-- BEGIN RECORDED INFORMATION --
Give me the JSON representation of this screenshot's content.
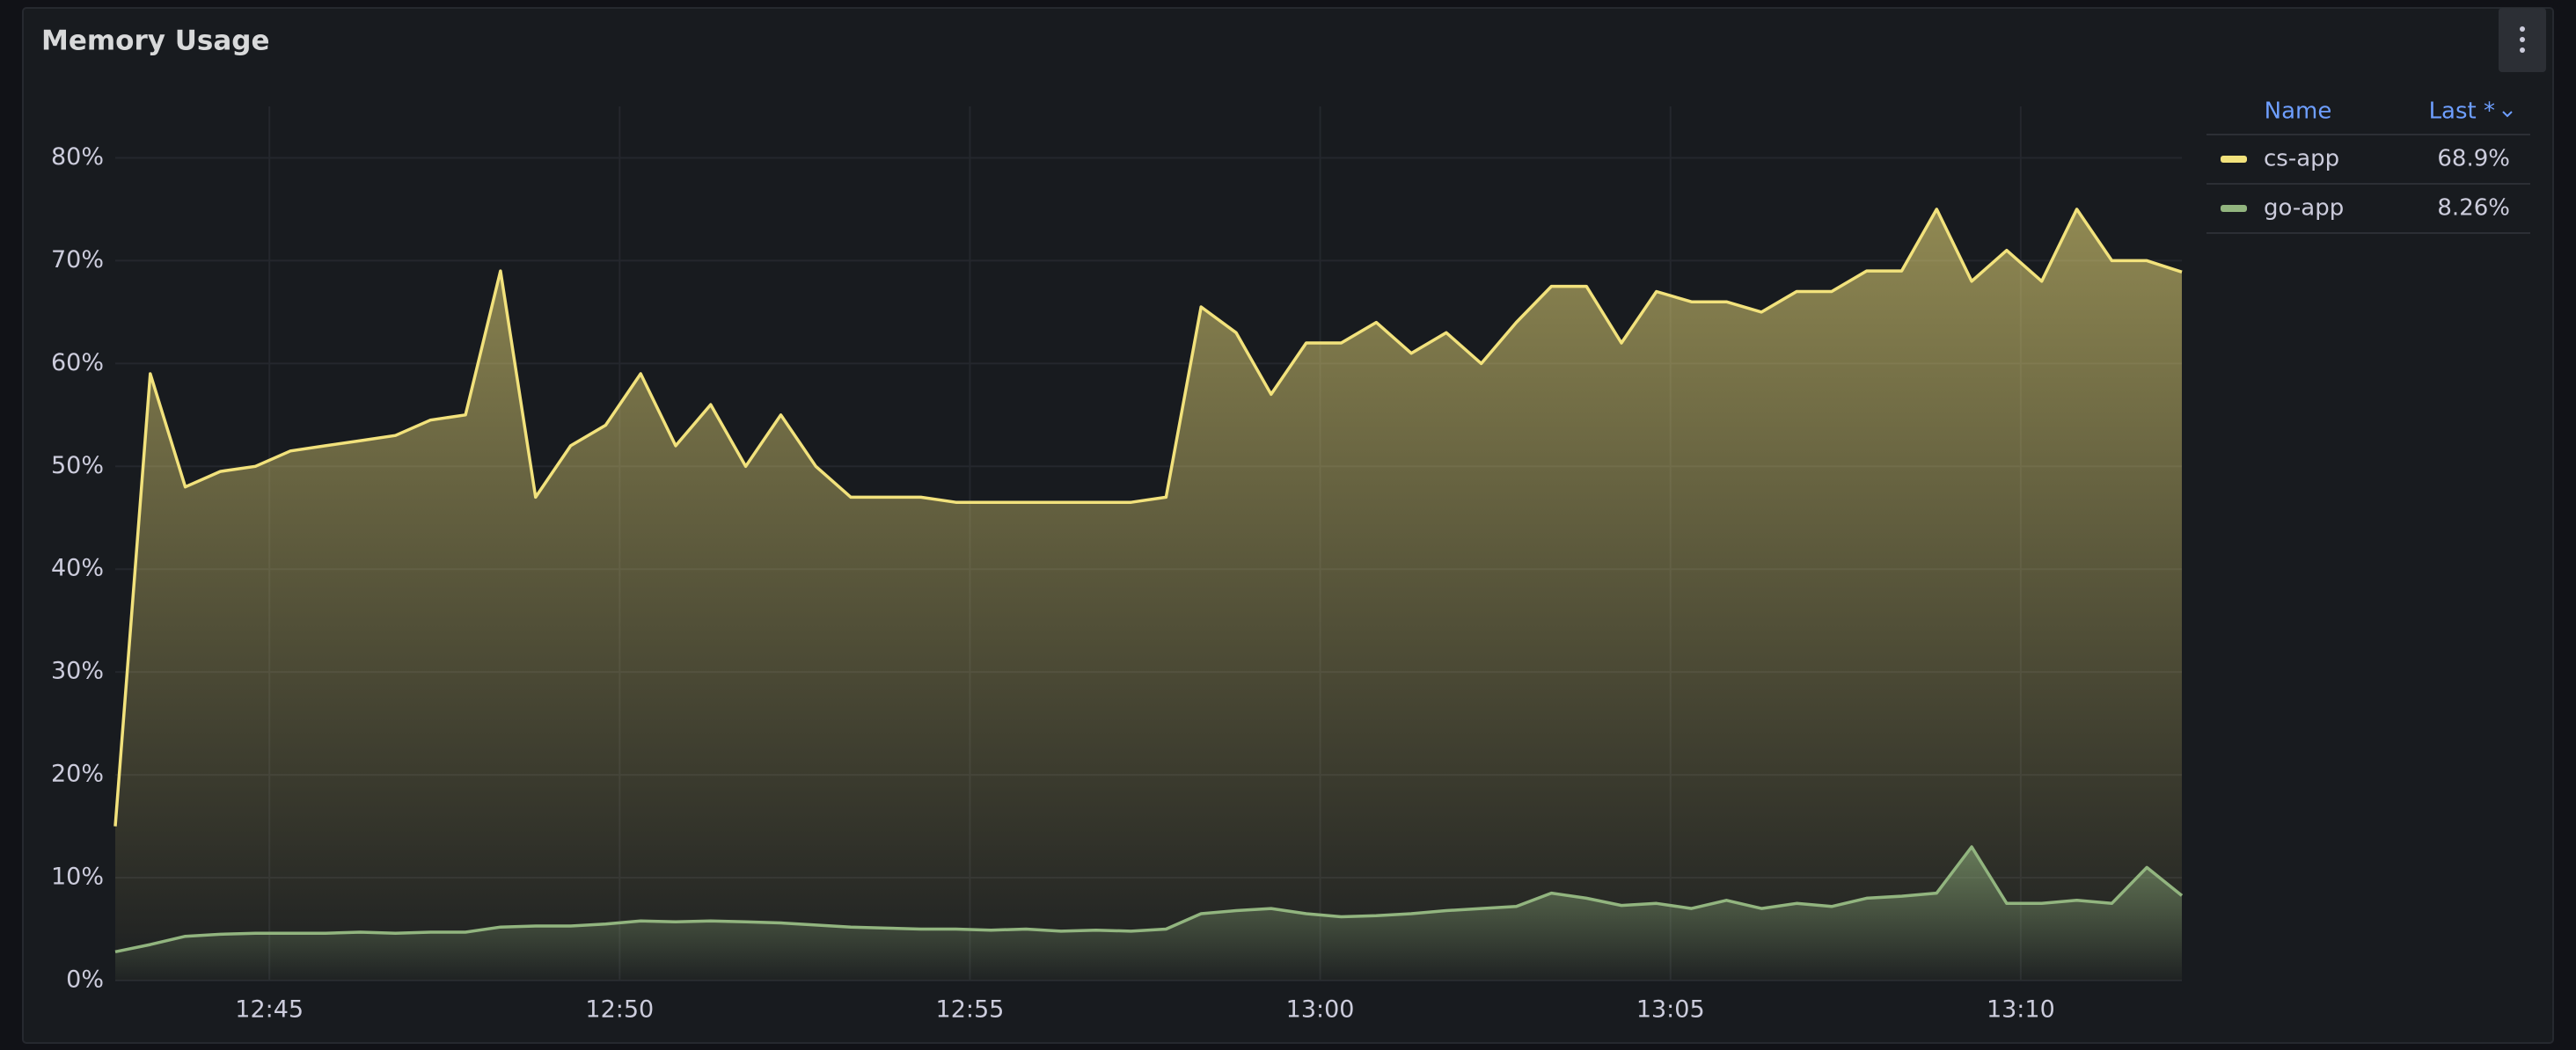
{
  "chart_data": {
    "type": "area",
    "title": "Memory Usage",
    "x": [
      762.8,
      763.3,
      763.8,
      764.3,
      764.8,
      765.3,
      765.8,
      766.3,
      766.8,
      767.3,
      767.8,
      768.3,
      768.8,
      769.3,
      769.8,
      770.3,
      770.8,
      771.3,
      771.8,
      772.3,
      772.8,
      773.3,
      773.8,
      774.3,
      774.8,
      775.3,
      775.8,
      776.3,
      776.8,
      777.3,
      777.8,
      778.3,
      778.8,
      779.3,
      779.8,
      780.3,
      780.8,
      781.3,
      781.8,
      782.3,
      782.8,
      783.3,
      783.8,
      784.3,
      784.8,
      785.3,
      785.8,
      786.3,
      786.8,
      787.3,
      787.8,
      788.3,
      788.8,
      789.3,
      789.8,
      790.3,
      790.8,
      791.3,
      791.8,
      792.3
    ],
    "series": [
      {
        "name": "cs-app",
        "color": "#f2e27c",
        "last_label": "68.9%",
        "values": [
          15,
          59,
          48,
          49.5,
          50,
          51.5,
          52,
          52.5,
          53,
          54.5,
          55,
          69,
          47,
          52,
          54,
          59,
          52,
          56,
          50,
          55,
          50,
          47,
          47,
          47,
          46.5,
          46.5,
          46.5,
          46.5,
          46.5,
          46.5,
          47,
          65.5,
          63,
          57,
          62,
          62,
          64,
          61,
          63,
          60,
          64,
          67.5,
          67.5,
          62,
          67,
          66,
          66,
          65,
          67,
          67,
          69,
          69,
          75,
          68,
          71,
          68,
          75,
          70,
          70,
          68.9
        ]
      },
      {
        "name": "go-app",
        "color": "#92b57f",
        "last_label": "8.26%",
        "values": [
          2.8,
          3.5,
          4.3,
          4.5,
          4.6,
          4.6,
          4.6,
          4.7,
          4.6,
          4.7,
          4.7,
          5.2,
          5.3,
          5.3,
          5.5,
          5.8,
          5.7,
          5.8,
          5.7,
          5.6,
          5.4,
          5.2,
          5.1,
          5.0,
          5.0,
          4.9,
          5.0,
          4.8,
          4.9,
          4.8,
          5.0,
          6.5,
          6.8,
          7.0,
          6.5,
          6.2,
          6.3,
          6.5,
          6.8,
          7.0,
          7.2,
          8.5,
          8.0,
          7.3,
          7.5,
          7.0,
          7.8,
          7.0,
          7.5,
          7.2,
          8.0,
          8.2,
          8.5,
          13.0,
          7.5,
          7.5,
          7.8,
          7.5,
          11.0,
          8.26
        ]
      }
    ],
    "xlim": [
      762.8,
      792.3
    ],
    "xticks": [
      {
        "value": 765,
        "label": "12:45"
      },
      {
        "value": 770,
        "label": "12:50"
      },
      {
        "value": 775,
        "label": "12:55"
      },
      {
        "value": 780,
        "label": "13:00"
      },
      {
        "value": 785,
        "label": "13:05"
      },
      {
        "value": 790,
        "label": "13:10"
      }
    ],
    "ylim": [
      0,
      85
    ],
    "yticks": [
      {
        "value": 0,
        "label": "0%"
      },
      {
        "value": 10,
        "label": "10%"
      },
      {
        "value": 20,
        "label": "20%"
      },
      {
        "value": 30,
        "label": "30%"
      },
      {
        "value": 40,
        "label": "40%"
      },
      {
        "value": 50,
        "label": "50%"
      },
      {
        "value": 60,
        "label": "60%"
      },
      {
        "value": 70,
        "label": "70%"
      },
      {
        "value": 80,
        "label": "80%"
      }
    ],
    "grid": true,
    "legend_columns": [
      "Name",
      "Last *"
    ]
  }
}
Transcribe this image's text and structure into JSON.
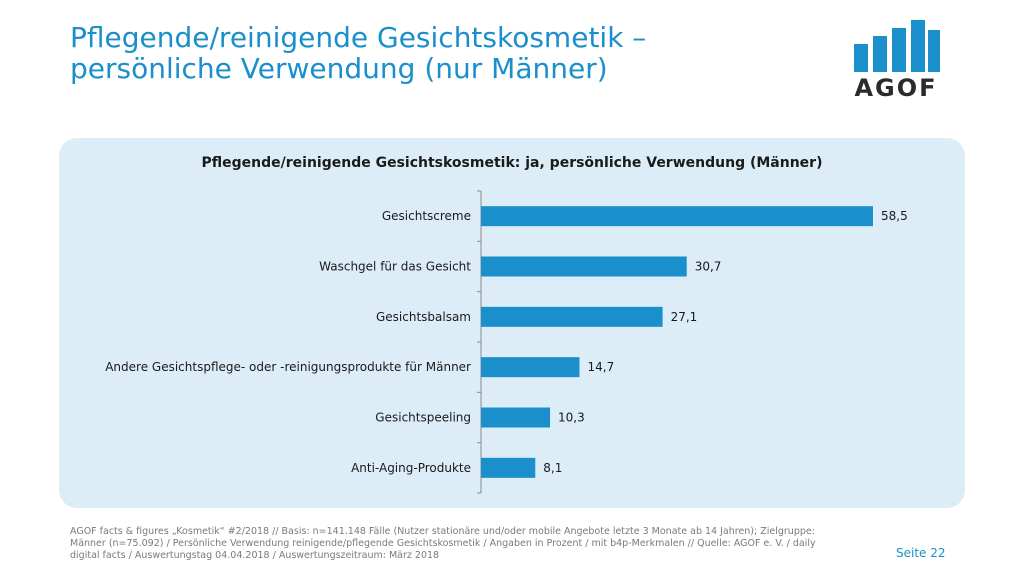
{
  "header": {
    "title_line1": "Pflegende/reinigende Gesichtskosmetik –",
    "title_line2": "persönliche Verwendung (nur Männer)"
  },
  "logo": {
    "text": "AGOF",
    "color": "#1a8fcb"
  },
  "chart_data": {
    "type": "bar",
    "orientation": "horizontal",
    "title": "Pflegende/reinigende Gesichtskosmetik: ja, persönliche Verwendung (Männer)",
    "categories": [
      "Gesichtscreme",
      "Waschgel für das Gesicht",
      "Gesichtsbalsam",
      "Andere Gesichtspflege- oder -reinigungsprodukte für Männer",
      "Gesichtspeeling",
      "Anti-Aging-Produkte"
    ],
    "values": [
      58.5,
      30.7,
      27.1,
      14.7,
      10.3,
      8.1
    ],
    "value_labels": [
      "58,5",
      "30,7",
      "27,1",
      "14,7",
      "10,3",
      "8,1"
    ],
    "xlim": [
      0,
      60
    ],
    "bar_color": "#1a8fcb",
    "grid": false
  },
  "footnote": {
    "line1": "AGOF facts & figures „Kosmetik“ #2/2018 // Basis: n=141.148 Fälle (Nutzer stationäre und/oder mobile Angebote letzte 3 Monate ab 14 Jahren); Zielgruppe:",
    "line2": "Männer (n=75.092)  / Persönliche Verwendung reinigende/pflegende Gesichtskosmetik / Angaben in Prozent / mit b4p-Merkmalen // Quelle: AGOF e. V. / daily",
    "line3": "digital facts / Auswertungstag 04.04.2018 / Auswertungszeitraum: März 2018"
  },
  "page_label": "Seite 22"
}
-- END RECORDED INFORMATION --
#### [REQUIRED WORK]
Drop the pictures and reproduce the rest of the entries above exactly.

#### [SOLVED EXERCISE]
Give me the JSON representation of this screenshot's content.
{
  "chart_data": {
    "type": "area",
    "title": "Memory Usage",
    "x": [
      762.8,
      763.3,
      763.8,
      764.3,
      764.8,
      765.3,
      765.8,
      766.3,
      766.8,
      767.3,
      767.8,
      768.3,
      768.8,
      769.3,
      769.8,
      770.3,
      770.8,
      771.3,
      771.8,
      772.3,
      772.8,
      773.3,
      773.8,
      774.3,
      774.8,
      775.3,
      775.8,
      776.3,
      776.8,
      777.3,
      777.8,
      778.3,
      778.8,
      779.3,
      779.8,
      780.3,
      780.8,
      781.3,
      781.8,
      782.3,
      782.8,
      783.3,
      783.8,
      784.3,
      784.8,
      785.3,
      785.8,
      786.3,
      786.8,
      787.3,
      787.8,
      788.3,
      788.8,
      789.3,
      789.8,
      790.3,
      790.8,
      791.3,
      791.8,
      792.3
    ],
    "series": [
      {
        "name": "cs-app",
        "color": "#f2e27c",
        "last_label": "68.9%",
        "values": [
          15,
          59,
          48,
          49.5,
          50,
          51.5,
          52,
          52.5,
          53,
          54.5,
          55,
          69,
          47,
          52,
          54,
          59,
          52,
          56,
          50,
          55,
          50,
          47,
          47,
          47,
          46.5,
          46.5,
          46.5,
          46.5,
          46.5,
          46.5,
          47,
          65.5,
          63,
          57,
          62,
          62,
          64,
          61,
          63,
          60,
          64,
          67.5,
          67.5,
          62,
          67,
          66,
          66,
          65,
          67,
          67,
          69,
          69,
          75,
          68,
          71,
          68,
          75,
          70,
          70,
          68.9
        ]
      },
      {
        "name": "go-app",
        "color": "#92b57f",
        "last_label": "8.26%",
        "values": [
          2.8,
          3.5,
          4.3,
          4.5,
          4.6,
          4.6,
          4.6,
          4.7,
          4.6,
          4.7,
          4.7,
          5.2,
          5.3,
          5.3,
          5.5,
          5.8,
          5.7,
          5.8,
          5.7,
          5.6,
          5.4,
          5.2,
          5.1,
          5.0,
          5.0,
          4.9,
          5.0,
          4.8,
          4.9,
          4.8,
          5.0,
          6.5,
          6.8,
          7.0,
          6.5,
          6.2,
          6.3,
          6.5,
          6.8,
          7.0,
          7.2,
          8.5,
          8.0,
          7.3,
          7.5,
          7.0,
          7.8,
          7.0,
          7.5,
          7.2,
          8.0,
          8.2,
          8.5,
          13.0,
          7.5,
          7.5,
          7.8,
          7.5,
          11.0,
          8.26
        ]
      }
    ],
    "xlim": [
      762.8,
      792.3
    ],
    "xticks": [
      {
        "value": 765,
        "label": "12:45"
      },
      {
        "value": 770,
        "label": "12:50"
      },
      {
        "value": 775,
        "label": "12:55"
      },
      {
        "value": 780,
        "label": "13:00"
      },
      {
        "value": 785,
        "label": "13:05"
      },
      {
        "value": 790,
        "label": "13:10"
      }
    ],
    "ylim": [
      0,
      85
    ],
    "yticks": [
      {
        "value": 0,
        "label": "0%"
      },
      {
        "value": 10,
        "label": "10%"
      },
      {
        "value": 20,
        "label": "20%"
      },
      {
        "value": 30,
        "label": "30%"
      },
      {
        "value": 40,
        "label": "40%"
      },
      {
        "value": 50,
        "label": "50%"
      },
      {
        "value": 60,
        "label": "60%"
      },
      {
        "value": 70,
        "label": "70%"
      },
      {
        "value": 80,
        "label": "80%"
      }
    ],
    "grid": true,
    "legend_columns": [
      "Name",
      "Last *"
    ]
  }
}
Transcribe this image's text and structure into JSON.
{
  "header": {
    "title_line1": "Pflegende/reinigende Gesichtskosmetik –",
    "title_line2": "persönliche Verwendung (nur Männer)"
  },
  "logo": {
    "text": "AGOF",
    "color": "#1a8fcb"
  },
  "chart_data": {
    "type": "bar",
    "orientation": "horizontal",
    "title": "Pflegende/reinigende Gesichtskosmetik: ja, persönliche Verwendung (Männer)",
    "categories": [
      "Gesichtscreme",
      "Waschgel für das Gesicht",
      "Gesichtsbalsam",
      "Andere Gesichtspflege- oder -reinigungsprodukte für Männer",
      "Gesichtspeeling",
      "Anti-Aging-Produkte"
    ],
    "values": [
      58.5,
      30.7,
      27.1,
      14.7,
      10.3,
      8.1
    ],
    "value_labels": [
      "58,5",
      "30,7",
      "27,1",
      "14,7",
      "10,3",
      "8,1"
    ],
    "xlim": [
      0,
      60
    ],
    "bar_color": "#1a8fcb",
    "grid": false
  },
  "footnote": {
    "line1": "AGOF facts & figures „Kosmetik“ #2/2018 // Basis: n=141.148 Fälle (Nutzer stationäre und/oder mobile Angebote letzte 3 Monate ab 14 Jahren); Zielgruppe:",
    "line2": "Männer (n=75.092)  / Persönliche Verwendung reinigende/pflegende Gesichtskosmetik / Angaben in Prozent / mit b4p-Merkmalen // Quelle: AGOF e. V. / daily",
    "line3": "digital facts / Auswertungstag 04.04.2018 / Auswertungszeitraum: März 2018"
  },
  "page_label": "Seite 22"
}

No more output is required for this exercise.